— BEGIN Working data —

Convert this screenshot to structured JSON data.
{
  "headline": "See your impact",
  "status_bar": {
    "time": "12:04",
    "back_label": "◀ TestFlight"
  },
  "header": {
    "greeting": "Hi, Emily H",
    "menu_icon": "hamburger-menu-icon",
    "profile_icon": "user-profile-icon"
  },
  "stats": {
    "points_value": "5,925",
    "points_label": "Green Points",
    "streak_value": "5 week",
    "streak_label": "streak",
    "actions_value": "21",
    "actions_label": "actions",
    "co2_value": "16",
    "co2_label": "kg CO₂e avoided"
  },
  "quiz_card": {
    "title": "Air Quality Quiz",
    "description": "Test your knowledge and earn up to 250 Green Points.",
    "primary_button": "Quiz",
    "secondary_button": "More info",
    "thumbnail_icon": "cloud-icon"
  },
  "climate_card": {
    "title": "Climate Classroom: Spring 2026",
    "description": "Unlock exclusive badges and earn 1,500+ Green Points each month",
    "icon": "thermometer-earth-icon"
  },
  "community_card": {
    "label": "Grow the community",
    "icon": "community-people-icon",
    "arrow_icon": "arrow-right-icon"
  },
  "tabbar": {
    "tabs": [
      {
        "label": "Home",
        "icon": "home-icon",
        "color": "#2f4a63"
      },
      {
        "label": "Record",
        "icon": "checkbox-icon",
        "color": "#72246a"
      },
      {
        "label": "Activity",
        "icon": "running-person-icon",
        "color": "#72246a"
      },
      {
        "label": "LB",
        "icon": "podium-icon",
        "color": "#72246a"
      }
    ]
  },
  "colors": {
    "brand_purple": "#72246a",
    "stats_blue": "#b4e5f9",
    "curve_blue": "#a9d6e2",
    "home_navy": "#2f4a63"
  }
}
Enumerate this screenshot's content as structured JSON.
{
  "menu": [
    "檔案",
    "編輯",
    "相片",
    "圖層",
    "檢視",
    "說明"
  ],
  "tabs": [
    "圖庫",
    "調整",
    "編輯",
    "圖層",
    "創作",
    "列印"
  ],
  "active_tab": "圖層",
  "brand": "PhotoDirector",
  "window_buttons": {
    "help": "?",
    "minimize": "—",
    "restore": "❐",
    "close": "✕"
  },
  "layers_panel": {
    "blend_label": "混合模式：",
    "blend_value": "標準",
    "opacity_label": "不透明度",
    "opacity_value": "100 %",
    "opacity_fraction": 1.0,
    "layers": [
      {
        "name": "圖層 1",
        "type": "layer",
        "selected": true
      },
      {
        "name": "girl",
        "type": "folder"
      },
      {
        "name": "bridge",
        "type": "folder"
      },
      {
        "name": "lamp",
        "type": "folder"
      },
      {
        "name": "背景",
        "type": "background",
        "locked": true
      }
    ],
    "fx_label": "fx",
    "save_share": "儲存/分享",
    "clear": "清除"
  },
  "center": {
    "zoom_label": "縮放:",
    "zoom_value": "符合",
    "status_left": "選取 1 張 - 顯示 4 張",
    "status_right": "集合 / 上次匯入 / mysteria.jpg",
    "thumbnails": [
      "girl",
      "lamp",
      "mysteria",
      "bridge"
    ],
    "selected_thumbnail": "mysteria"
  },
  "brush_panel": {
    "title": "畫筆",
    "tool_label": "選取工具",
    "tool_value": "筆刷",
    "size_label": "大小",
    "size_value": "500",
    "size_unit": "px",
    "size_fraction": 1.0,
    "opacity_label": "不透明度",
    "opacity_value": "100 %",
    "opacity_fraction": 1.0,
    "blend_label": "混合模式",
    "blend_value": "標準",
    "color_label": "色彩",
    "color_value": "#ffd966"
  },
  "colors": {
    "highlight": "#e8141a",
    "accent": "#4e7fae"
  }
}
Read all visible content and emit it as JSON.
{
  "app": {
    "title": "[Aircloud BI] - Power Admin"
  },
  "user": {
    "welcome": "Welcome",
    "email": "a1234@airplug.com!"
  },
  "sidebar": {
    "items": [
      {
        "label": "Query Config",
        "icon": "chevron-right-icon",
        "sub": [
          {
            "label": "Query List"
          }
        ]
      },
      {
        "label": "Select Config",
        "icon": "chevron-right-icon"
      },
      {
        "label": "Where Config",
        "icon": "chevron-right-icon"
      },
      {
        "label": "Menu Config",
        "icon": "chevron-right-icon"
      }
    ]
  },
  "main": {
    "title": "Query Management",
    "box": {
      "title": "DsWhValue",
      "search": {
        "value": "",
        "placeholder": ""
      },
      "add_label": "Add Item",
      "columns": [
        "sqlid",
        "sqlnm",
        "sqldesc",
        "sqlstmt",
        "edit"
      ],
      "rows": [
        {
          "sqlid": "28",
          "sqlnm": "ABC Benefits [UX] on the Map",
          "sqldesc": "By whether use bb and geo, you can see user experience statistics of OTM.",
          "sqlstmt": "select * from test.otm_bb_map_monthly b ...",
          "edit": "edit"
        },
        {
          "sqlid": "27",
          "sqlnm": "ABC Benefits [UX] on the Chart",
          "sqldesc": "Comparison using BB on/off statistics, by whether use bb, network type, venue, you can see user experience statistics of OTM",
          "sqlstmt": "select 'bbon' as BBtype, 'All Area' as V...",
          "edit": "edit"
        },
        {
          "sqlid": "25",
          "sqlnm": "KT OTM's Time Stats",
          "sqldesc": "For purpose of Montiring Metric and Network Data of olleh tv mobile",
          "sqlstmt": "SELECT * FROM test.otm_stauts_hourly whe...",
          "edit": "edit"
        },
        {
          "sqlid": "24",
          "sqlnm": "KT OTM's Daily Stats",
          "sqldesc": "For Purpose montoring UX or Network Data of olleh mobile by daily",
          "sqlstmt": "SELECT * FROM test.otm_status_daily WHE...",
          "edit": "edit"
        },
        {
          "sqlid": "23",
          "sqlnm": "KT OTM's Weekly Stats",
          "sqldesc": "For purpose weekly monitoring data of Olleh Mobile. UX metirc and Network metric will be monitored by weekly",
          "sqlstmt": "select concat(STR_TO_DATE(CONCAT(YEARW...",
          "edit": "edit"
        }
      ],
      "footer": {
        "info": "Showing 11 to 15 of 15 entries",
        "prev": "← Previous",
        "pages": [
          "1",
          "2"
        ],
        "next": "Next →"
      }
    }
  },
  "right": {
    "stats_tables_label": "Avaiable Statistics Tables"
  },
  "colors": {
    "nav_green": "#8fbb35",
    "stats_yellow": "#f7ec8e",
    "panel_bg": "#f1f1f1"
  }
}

— END Working data —

> What needs to be done: Transcribe the records above exactly as they appear.

> Result of the exercise:
Convert this screenshot to structured JSON data.
{
  "headline": "See your impact",
  "status_bar": {
    "time": "12:04",
    "back_label": "◀ TestFlight"
  },
  "header": {
    "greeting": "Hi, Emily H",
    "menu_icon": "hamburger-menu-icon",
    "profile_icon": "user-profile-icon"
  },
  "stats": {
    "points_value": "5,925",
    "points_label": "Green Points",
    "streak_value": "5 week",
    "streak_label": "streak",
    "actions_value": "21",
    "actions_label": "actions",
    "co2_value": "16",
    "co2_label": "kg CO₂e avoided"
  },
  "quiz_card": {
    "title": "Air Quality Quiz",
    "description": "Test your knowledge and earn up to 250 Green Points.",
    "primary_button": "Quiz",
    "secondary_button": "More info",
    "thumbnail_icon": "cloud-icon"
  },
  "climate_card": {
    "title": "Climate Classroom: Spring 2026",
    "description": "Unlock exclusive badges and earn 1,500+ Green Points each month",
    "icon": "thermometer-earth-icon"
  },
  "community_card": {
    "label": "Grow the community",
    "icon": "community-people-icon",
    "arrow_icon": "arrow-right-icon"
  },
  "tabbar": {
    "tabs": [
      {
        "label": "Home",
        "icon": "home-icon",
        "color": "#2f4a63"
      },
      {
        "label": "Record",
        "icon": "checkbox-icon",
        "color": "#72246a"
      },
      {
        "label": "Activity",
        "icon": "running-person-icon",
        "color": "#72246a"
      },
      {
        "label": "LB",
        "icon": "podium-icon",
        "color": "#72246a"
      }
    ]
  },
  "colors": {
    "brand_purple": "#72246a",
    "stats_blue": "#b4e5f9",
    "curve_blue": "#a9d6e2",
    "home_navy": "#2f4a63"
  }
}
Enumerate this screenshot's content as structured JSON.
{
  "menu": [
    "檔案",
    "編輯",
    "相片",
    "圖層",
    "檢視",
    "說明"
  ],
  "tabs": [
    "圖庫",
    "調整",
    "編輯",
    "圖層",
    "創作",
    "列印"
  ],
  "active_tab": "圖層",
  "brand": "PhotoDirector",
  "window_buttons": {
    "help": "?",
    "minimize": "—",
    "restore": "❐",
    "close": "✕"
  },
  "layers_panel": {
    "blend_label": "混合模式：",
    "blend_value": "標準",
    "opacity_label": "不透明度",
    "opacity_value": "100 %",
    "opacity_fraction": 1.0,
    "layers": [
      {
        "name": "圖層 1",
        "type": "layer",
        "selected": true
      },
      {
        "name": "girl",
        "type": "folder"
      },
      {
        "name": "bridge",
        "type": "folder"
      },
      {
        "name": "lamp",
        "type": "folder"
      },
      {
        "name": "背景",
        "type": "background",
        "locked": true
      }
    ],
    "fx_label": "fx",
    "save_share": "儲存/分享",
    "clear": "清除"
  },
  "center": {
    "zoom_label": "縮放:",
    "zoom_value": "符合",
    "status_left": "選取 1 張 - 顯示 4 張",
    "status_right": "集合 / 上次匯入 / mysteria.jpg",
    "thumbnails": [
      "girl",
      "lamp",
      "mysteria",
      "bridge"
    ],
    "selected_thumbnail": "mysteria"
  },
  "brush_panel": {
    "title": "畫筆",
    "tool_label": "選取工具",
    "tool_value": "筆刷",
    "size_label": "大小",
    "size_value": "500",
    "size_unit": "px",
    "size_fraction": 1.0,
    "opacity_label": "不透明度",
    "opacity_value": "100 %",
    "opacity_fraction": 1.0,
    "blend_label": "混合模式",
    "blend_value": "標準",
    "color_label": "色彩",
    "color_value": "#ffd966"
  },
  "colors": {
    "highlight": "#e8141a",
    "accent": "#4e7fae"
  }
}
Read all visible content and emit it as JSON.
{
  "app": {
    "title": "[Aircloud BI] - Power Admin"
  },
  "user": {
    "welcome": "Welcome",
    "email": "a1234@airplug.com!"
  },
  "sidebar": {
    "items": [
      {
        "label": "Query Config",
        "icon": "chevron-right-icon",
        "sub": [
          {
            "label": "Query List"
          }
        ]
      },
      {
        "label": "Select Config",
        "icon": "chevron-right-icon"
      },
      {
        "label": "Where Config",
        "icon": "chevron-right-icon"
      },
      {
        "label": "Menu Config",
        "icon": "chevron-right-icon"
      }
    ]
  },
  "main": {
    "title": "Query Management",
    "box": {
      "title": "DsWhValue",
      "search": {
        "value": "",
        "placeholder": ""
      },
      "add_label": "Add Item",
      "columns": [
        "sqlid",
        "sqlnm",
        "sqldesc",
        "sqlstmt",
        "edit"
      ],
      "rows": [
        {
          "sqlid": "28",
          "sqlnm": "ABC Benefits [UX] on the Map",
          "sqldesc": "By whether use bb and geo, you can see user experience statistics of OTM.",
          "sqlstmt": "select * from test.otm_bb_map_monthly b ...",
          "edit": "edit"
        },
        {
          "sqlid": "27",
          "sqlnm": "ABC Benefits [UX] on the Chart",
          "sqldesc": "Comparison using BB on/off statistics, by whether use bb, network type, venue, you can see user experience statistics of OTM",
          "sqlstmt": "select 'bbon' as BBtype, 'All Area' as V...",
          "edit": "edit"
        },
        {
          "sqlid": "25",
          "sqlnm": "KT OTM's Time Stats",
          "sqldesc": "For purpose of Montiring Metric and Network Data of olleh tv mobile",
          "sqlstmt": "SELECT * FROM test.otm_stauts_hourly whe...",
          "edit": "edit"
        },
        {
          "sqlid": "24",
          "sqlnm": "KT OTM's Daily Stats",
          "sqldesc": "For Purpose montoring UX or Network Data of olleh mobile by daily",
          "sqlstmt": "SELECT * FROM test.otm_status_daily WHE...",
          "edit": "edit"
        },
        {
          "sqlid": "23",
          "sqlnm": "KT OTM's Weekly Stats",
          "sqldesc": "For purpose weekly monitoring data of Olleh Mobile. UX metirc and Network metric will be monitored by weekly",
          "sqlstmt": "select concat(STR_TO_DATE(CONCAT(YEARW...",
          "edit": "edit"
        }
      ],
      "footer": {
        "info": "Showing 11 to 15 of 15 entries",
        "prev": "← Previous",
        "pages": [
          "1",
          "2"
        ],
        "next": "Next →"
      }
    }
  },
  "right": {
    "stats_tables_label": "Avaiable Statistics Tables"
  },
  "colors": {
    "nav_green": "#8fbb35",
    "stats_yellow": "#f7ec8e",
    "panel_bg": "#f1f1f1"
  }
}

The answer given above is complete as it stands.